SELECTED EXTRACT.
This is an annoyance with Mathematica: it's proprietary software so it's in a world of license servers, license keys, artificial limits and paid upgrades.
The main issue with the evaluation rules is that Mathematica doesn't distinguish between creating a symbolic expression and evaluating code. That is if I type
f[x]
and the function `f` is not defined, Mathematica will not give me an error but instead just assume that I meant to create a symbolic expression. If you know some Lisp, just imagine that everything came with an implicit `quote` which would automatically get invoked whenever a unbound variable or function would we encountered.
That issue alone has caused me so many errors simply from mistyping some function or variable name. For simple expressions, such bugs are pretty obvious to spot but if the same occurs deep inside a chain of function calls, this often lead to completely wrong results because the bug got masked by some other manipulations I did on the result of the function call.

PROBLEMS TO WORK ON.
- a) Condense the paragraph of the Mathematica passage that begins "That issue alone" into a shorter version that keeps its main facts.
- b) In the Mathematica passage, what does Mathematica do when `f[x]` is typed and the function `f` is not defined?
- c) Return everything in the Mathematica passage from "The main issue" down to "would we encountered.", word for word.

RECORDS SUPPLIED.
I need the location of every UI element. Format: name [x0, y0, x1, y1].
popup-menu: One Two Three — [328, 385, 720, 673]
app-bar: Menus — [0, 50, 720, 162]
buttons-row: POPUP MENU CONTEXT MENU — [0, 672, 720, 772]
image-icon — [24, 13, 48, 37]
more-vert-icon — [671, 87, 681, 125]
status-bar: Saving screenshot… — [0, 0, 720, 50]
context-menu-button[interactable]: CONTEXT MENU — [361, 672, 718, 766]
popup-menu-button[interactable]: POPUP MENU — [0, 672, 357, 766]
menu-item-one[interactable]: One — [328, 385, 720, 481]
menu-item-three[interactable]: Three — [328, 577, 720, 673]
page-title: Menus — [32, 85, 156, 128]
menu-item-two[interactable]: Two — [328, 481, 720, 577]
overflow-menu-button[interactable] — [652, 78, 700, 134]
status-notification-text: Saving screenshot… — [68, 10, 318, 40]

RESPONSES PER TASK.
- a) Mistyped function or variable names have caused the writer many errors. In simple expressions these bugs are easy to spot. Deep inside a chain of function calls, though, later manipulations of the result often mask them, which can produce completely wrong results.

- b) It gives no error and instead assumes the user meant to create a symbolic expression.

- c)
The main issue with the evaluation rules is that Mathematica doesn't distinguish between creating a symbolic expression and evaluating code. That is if I type
f[x]
and the function `f` is not defined, Mathematica will not give me an error but instead just assume that I meant to create a symbolic expression. If you know some Lisp, just imagine that everything came with an implicit `quote` which would automatically get invoked whenever a unbound variable or function would we encountered.